WHAT IS BEING ASKED => Pull out every line from the listing that has the word "name".

MATERIAL TO PROCESS start

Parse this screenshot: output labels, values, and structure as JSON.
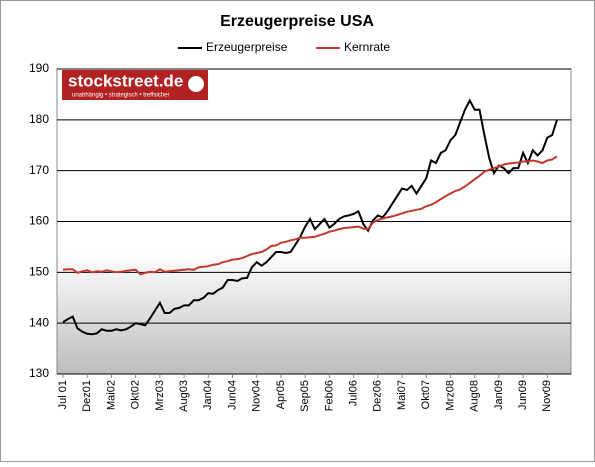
{
  "chart_data": {
    "type": "line",
    "title": "Erzeugerpreise USA",
    "categories": [
      "Jul 01",
      null,
      null,
      null,
      null,
      "Dez01",
      null,
      null,
      null,
      null,
      "Mai02",
      null,
      null,
      null,
      null,
      "Okt02",
      null,
      null,
      null,
      null,
      "Mrz03",
      null,
      null,
      null,
      null,
      "Aug03",
      null,
      null,
      null,
      null,
      "Jan04",
      null,
      null,
      null,
      null,
      "Jun04",
      null,
      null,
      null,
      null,
      "Nov04",
      null,
      null,
      null,
      null,
      "Apr05",
      null,
      null,
      null,
      null,
      "Sep05",
      null,
      null,
      null,
      null,
      "Feb06",
      null,
      null,
      null,
      null,
      "Jul06",
      null,
      null,
      null,
      null,
      "Dez06",
      null,
      null,
      null,
      null,
      "Mai07",
      null,
      null,
      null,
      null,
      "Okt07",
      null,
      null,
      null,
      null,
      "Mrz08",
      null,
      null,
      null,
      null,
      "Aug08",
      null,
      null,
      null,
      null,
      "Jan09",
      null,
      null,
      null,
      null,
      "Jun09",
      null,
      null,
      null,
      null,
      "Nov09",
      null,
      null
    ],
    "series": [
      {
        "name": "Erzeugerpreise",
        "color": "#000000",
        "values": [
          140.2,
          140.8,
          141.3,
          139.0,
          138.3,
          137.9,
          137.8,
          138.0,
          138.8,
          138.5,
          138.5,
          138.8,
          138.6,
          138.8,
          139.3,
          140.0,
          139.8,
          139.6,
          141.0,
          142.5,
          144.0,
          142.0,
          142.0,
          142.8,
          143.0,
          143.5,
          143.5,
          144.5,
          144.5,
          145.0,
          145.9,
          145.8,
          146.5,
          147.0,
          148.5,
          148.5,
          148.3,
          148.8,
          148.9,
          151.0,
          152.0,
          151.3,
          152.0,
          153.0,
          154.0,
          154.0,
          153.8,
          154.0,
          155.5,
          157.0,
          159.0,
          160.5,
          158.5,
          159.5,
          160.5,
          158.8,
          159.5,
          160.5,
          161.0,
          161.2,
          161.5,
          162.0,
          159.5,
          158.2,
          160.2,
          161.2,
          160.8,
          162.0,
          163.5,
          165.0,
          166.5,
          166.2,
          167.0,
          165.5,
          167.0,
          168.5,
          172.0,
          171.5,
          173.5,
          174.0,
          176.0,
          177.0,
          179.5,
          182.0,
          183.8,
          182.0,
          182.0,
          177.0,
          172.5,
          169.5,
          171.0,
          170.5,
          169.5,
          170.5,
          170.5,
          173.5,
          171.5,
          174.0,
          173.0,
          174.0,
          176.5,
          177.0,
          180.0
        ]
      },
      {
        "name": "Kernrate",
        "color": "#c0392b",
        "values": [
          150.5,
          150.6,
          150.6,
          149.9,
          150.2,
          150.4,
          150.0,
          150.2,
          150.1,
          150.4,
          150.2,
          150.0,
          150.1,
          150.3,
          150.4,
          150.5,
          149.6,
          149.9,
          150.1,
          150.0,
          150.6,
          150.1,
          150.2,
          150.3,
          150.4,
          150.5,
          150.6,
          150.5,
          151.0,
          151.1,
          151.2,
          151.5,
          151.6,
          152.0,
          152.2,
          152.5,
          152.6,
          152.8,
          153.2,
          153.6,
          153.8,
          154.0,
          154.5,
          155.2,
          155.3,
          155.8,
          156.0,
          156.3,
          156.5,
          156.8,
          156.8,
          156.9,
          157.0,
          157.3,
          157.6,
          158.0,
          158.2,
          158.5,
          158.7,
          158.8,
          158.9,
          159.0,
          158.6,
          158.5,
          159.8,
          160.3,
          160.6,
          160.8,
          161.0,
          161.3,
          161.6,
          161.9,
          162.1,
          162.3,
          162.5,
          163.0,
          163.3,
          163.8,
          164.4,
          165.0,
          165.5,
          166.0,
          166.3,
          166.9,
          167.6,
          168.3,
          169.0,
          169.8,
          170.2,
          170.5,
          170.8,
          171.2,
          171.4,
          171.5,
          171.6,
          171.8,
          171.8,
          172.0,
          171.8,
          171.5,
          172.0,
          172.2,
          172.8
        ]
      }
    ],
    "ylim": [
      130,
      190
    ],
    "yticks": [
      130,
      140,
      150,
      160,
      170,
      180,
      190
    ],
    "grid": true,
    "legend": "top"
  },
  "logo": {
    "name": "stockstreet.de",
    "tagline": "unabhängig • strategisch • treffsicher"
  }
}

MATERIAL TO PROCESS end

RESPONSE =>
        "name": "Erzeugerpreise",
        "name": "Kernrate",
    "name": "stockstreet.de",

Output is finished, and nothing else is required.